Exercise brief: What follows is a set of entries. Repeat them exactly, but not their pictures.

Available data:
++++++++++

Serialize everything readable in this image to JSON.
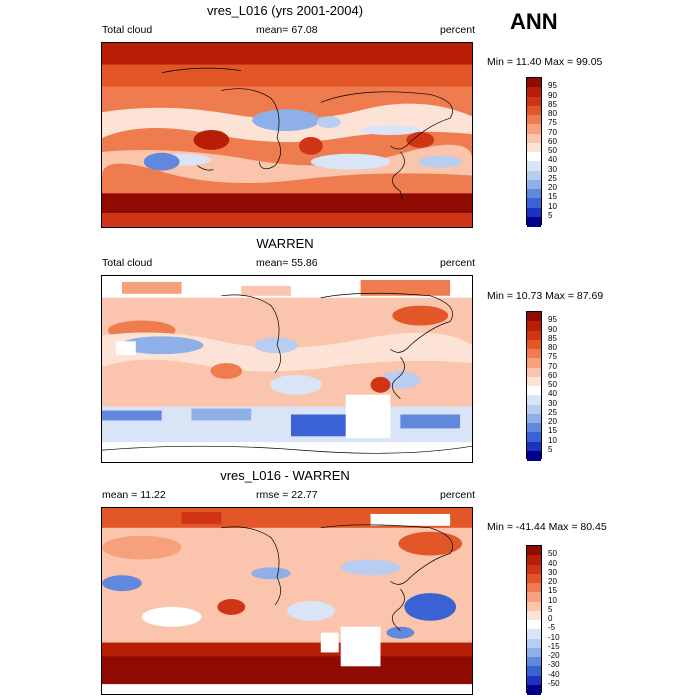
{
  "season": "ANN",
  "panels": [
    {
      "title": "vres_L016 (yrs 2001-2004)",
      "left_label": "Total cloud",
      "center_label": "mean=  67.08",
      "right_label": "percent",
      "minmax": "Min =  11.40 Max =  99.05",
      "colorbar_labels": [
        "95",
        "90",
        "85",
        "80",
        "75",
        "70",
        "60",
        "50",
        "40",
        "30",
        "25",
        "20",
        "15",
        "10",
        "5"
      ],
      "colorbar_colors": [
        "#8f0a00",
        "#b81e06",
        "#cf3514",
        "#e25628",
        "#ee7c4f",
        "#f7a07e",
        "#fbc4ac",
        "#fce3d6",
        "#ffffff",
        "#d9e4f7",
        "#b8cdf0",
        "#8eafe8",
        "#6288de",
        "#3b62d4",
        "#1c33c2",
        "#00008c"
      ]
    },
    {
      "title": "WARREN",
      "left_label": "Total cloud",
      "center_label": "mean=  55.86",
      "right_label": "percent",
      "minmax": "Min =  10.73 Max =  87.69",
      "colorbar_labels": [
        "95",
        "90",
        "85",
        "80",
        "75",
        "70",
        "60",
        "50",
        "40",
        "30",
        "25",
        "20",
        "15",
        "10",
        "5"
      ],
      "colorbar_colors": [
        "#8f0a00",
        "#b81e06",
        "#cf3514",
        "#e25628",
        "#ee7c4f",
        "#f7a07e",
        "#fbc4ac",
        "#fce3d6",
        "#ffffff",
        "#d9e4f7",
        "#b8cdf0",
        "#8eafe8",
        "#6288de",
        "#3b62d4",
        "#1c33c2",
        "#00008c"
      ]
    },
    {
      "title": "vres_L016 - WARREN",
      "left_label": "mean =  11.22",
      "center_label": "rmse =  22.77",
      "right_label": "percent",
      "minmax": "Min = -41.44 Max =  80.45",
      "colorbar_labels": [
        "50",
        "40",
        "30",
        "20",
        "15",
        "10",
        "5",
        "0",
        "-5",
        "-10",
        "-15",
        "-20",
        "-30",
        "-40",
        "-50"
      ],
      "colorbar_colors": [
        "#8f0a00",
        "#b81e06",
        "#cf3514",
        "#e25628",
        "#ee7c4f",
        "#f7a07e",
        "#fbc4ac",
        "#fce3d6",
        "#ffffff",
        "#d9e4f7",
        "#b8cdf0",
        "#8eafe8",
        "#6288de",
        "#3b62d4",
        "#1c33c2",
        "#00008c"
      ]
    }
  ]
}
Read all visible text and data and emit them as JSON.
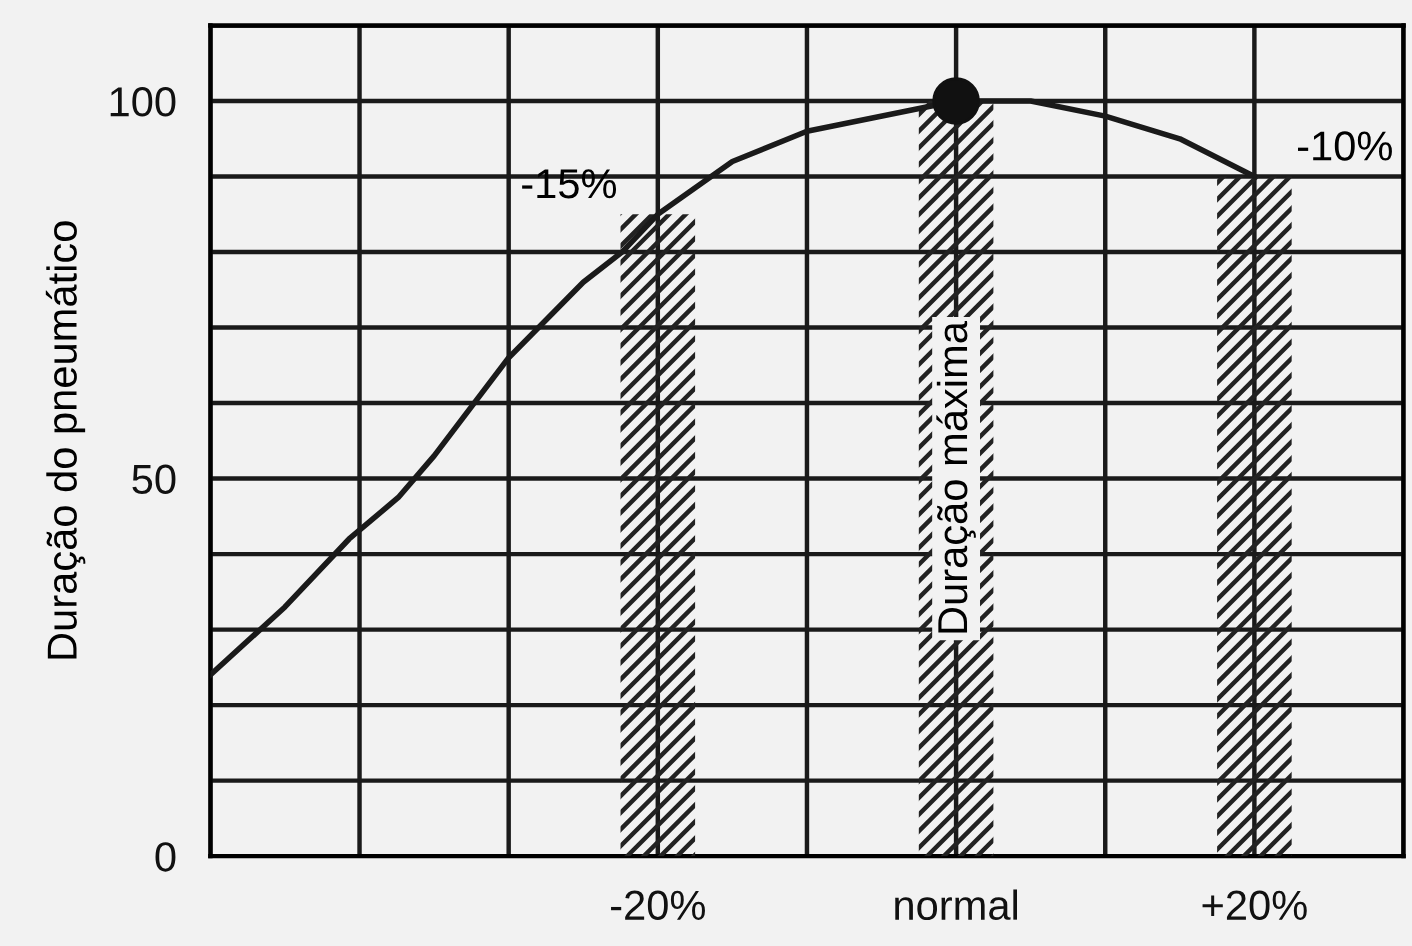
{
  "chart_data": {
    "type": "bar",
    "ylabel": "Duração do pneumático",
    "xlim": [
      -50,
      30
    ],
    "ylim": [
      0,
      110
    ],
    "xticks": [
      {
        "value": -50,
        "label": null
      },
      {
        "value": -40,
        "label": null
      },
      {
        "value": -30,
        "label": null
      },
      {
        "value": -20,
        "label": "-20%"
      },
      {
        "value": -10,
        "label": null
      },
      {
        "value": 0,
        "label": "normal"
      },
      {
        "value": 10,
        "label": null
      },
      {
        "value": 20,
        "label": "+20%"
      },
      {
        "value": 30,
        "label": null
      }
    ],
    "yticks": [
      0,
      {
        "value": 10,
        "label": null
      },
      {
        "value": 20,
        "label": null
      },
      {
        "value": 30,
        "label": null
      },
      {
        "value": 40,
        "label": null
      },
      50,
      {
        "value": 60,
        "label": null
      },
      {
        "value": 70,
        "label": null
      },
      {
        "value": 80,
        "label": null
      },
      {
        "value": 90,
        "label": null
      },
      100,
      {
        "value": 110,
        "label": null
      }
    ],
    "grid": true,
    "series": [
      {
        "color": "#222222",
        "x": [
          -20,
          0,
          20
        ],
        "values": [
          85,
          100,
          90
        ]
      },
      {
        "type": "line",
        "color": "#1a1a1a",
        "marker": "none",
        "x": [
          -50,
          -45,
          -40.7,
          -37.4,
          -35,
          -30,
          -25,
          -22.4,
          -20,
          -15,
          -10,
          0,
          5,
          10,
          15,
          20
        ],
        "values": [
          24,
          33,
          42,
          47.5,
          53,
          66,
          76,
          80,
          85,
          92,
          96,
          100,
          100,
          98,
          95,
          90
        ]
      },
      {
        "type": "scatter",
        "color": "#111111",
        "marker": "circle",
        "x": [
          0
        ],
        "values": [
          100
        ]
      }
    ],
    "annotations": [
      {
        "text": "-15%",
        "x": -20,
        "y": 85
      },
      {
        "text": "-10%",
        "x": 20,
        "y": 90
      },
      "Duração máxima"
    ]
  }
}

++++++++++

Worked answer:
Serialize everything readable in this image to JSON.
{
  "season": "ANN",
  "panels": [
    {
      "title": "vres_L016 (yrs 2001-2004)",
      "left_label": "Total cloud",
      "center_label": "mean=  67.08",
      "right_label": "percent",
      "minmax": "Min =  11.40 Max =  99.05",
      "colorbar_labels": [
        "95",
        "90",
        "85",
        "80",
        "75",
        "70",
        "60",
        "50",
        "40",
        "30",
        "25",
        "20",
        "15",
        "10",
        "5"
      ],
      "colorbar_colors": [
        "#8f0a00",
        "#b81e06",
        "#cf3514",
        "#e25628",
        "#ee7c4f",
        "#f7a07e",
        "#fbc4ac",
        "#fce3d6",
        "#ffffff",
        "#d9e4f7",
        "#b8cdf0",
        "#8eafe8",
        "#6288de",
        "#3b62d4",
        "#1c33c2",
        "#00008c"
      ]
    },
    {
      "title": "WARREN",
      "left_label": "Total cloud",
      "center_label": "mean=  55.86",
      "right_label": "percent",
      "minmax": "Min =  10.73 Max =  87.69",
      "colorbar_labels": [
        "95",
        "90",
        "85",
        "80",
        "75",
        "70",
        "60",
        "50",
        "40",
        "30",
        "25",
        "20",
        "15",
        "10",
        "5"
      ],
      "colorbar_colors": [
        "#8f0a00",
        "#b81e06",
        "#cf3514",
        "#e25628",
        "#ee7c4f",
        "#f7a07e",
        "#fbc4ac",
        "#fce3d6",
        "#ffffff",
        "#d9e4f7",
        "#b8cdf0",
        "#8eafe8",
        "#6288de",
        "#3b62d4",
        "#1c33c2",
        "#00008c"
      ]
    },
    {
      "title": "vres_L016 - WARREN",
      "left_label": "mean =  11.22",
      "center_label": "rmse =  22.77",
      "right_label": "percent",
      "minmax": "Min = -41.44 Max =  80.45",
      "colorbar_labels": [
        "50",
        "40",
        "30",
        "20",
        "15",
        "10",
        "5",
        "0",
        "-5",
        "-10",
        "-15",
        "-20",
        "-30",
        "-40",
        "-50"
      ],
      "colorbar_colors": [
        "#8f0a00",
        "#b81e06",
        "#cf3514",
        "#e25628",
        "#ee7c4f",
        "#f7a07e",
        "#fbc4ac",
        "#fce3d6",
        "#ffffff",
        "#d9e4f7",
        "#b8cdf0",
        "#8eafe8",
        "#6288de",
        "#3b62d4",
        "#1c33c2",
        "#00008c"
      ]
    }
  ]
}
Read all visible text and data and emit them as JSON.
{
  "chart_data": {
    "type": "bar",
    "ylabel": "Duração do pneumático",
    "xlim": [
      -50,
      30
    ],
    "ylim": [
      0,
      110
    ],
    "xticks": [
      {
        "value": -50,
        "label": null
      },
      {
        "value": -40,
        "label": null
      },
      {
        "value": -30,
        "label": null
      },
      {
        "value": -20,
        "label": "-20%"
      },
      {
        "value": -10,
        "label": null
      },
      {
        "value": 0,
        "label": "normal"
      },
      {
        "value": 10,
        "label": null
      },
      {
        "value": 20,
        "label": "+20%"
      },
      {
        "value": 30,
        "label": null
      }
    ],
    "yticks": [
      0,
      {
        "value": 10,
        "label": null
      },
      {
        "value": 20,
        "label": null
      },
      {
        "value": 30,
        "label": null
      },
      {
        "value": 40,
        "label": null
      },
      50,
      {
        "value": 60,
        "label": null
      },
      {
        "value": 70,
        "label": null
      },
      {
        "value": 80,
        "label": null
      },
      {
        "value": 90,
        "label": null
      },
      100,
      {
        "value": 110,
        "label": null
      }
    ],
    "grid": true,
    "series": [
      {
        "color": "#222222",
        "x": [
          -20,
          0,
          20
        ],
        "values": [
          85,
          100,
          90
        ]
      },
      {
        "type": "line",
        "color": "#1a1a1a",
        "marker": "none",
        "x": [
          -50,
          -45,
          -40.7,
          -37.4,
          -35,
          -30,
          -25,
          -22.4,
          -20,
          -15,
          -10,
          0,
          5,
          10,
          15,
          20
        ],
        "values": [
          24,
          33,
          42,
          47.5,
          53,
          66,
          76,
          80,
          85,
          92,
          96,
          100,
          100,
          98,
          95,
          90
        ]
      },
      {
        "type": "scatter",
        "color": "#111111",
        "marker": "circle",
        "x": [
          0
        ],
        "values": [
          100
        ]
      }
    ],
    "annotations": [
      {
        "text": "-15%",
        "x": -20,
        "y": 85
      },
      {
        "text": "-10%",
        "x": 20,
        "y": 90
      },
      "Duração máxima"
    ]
  }
}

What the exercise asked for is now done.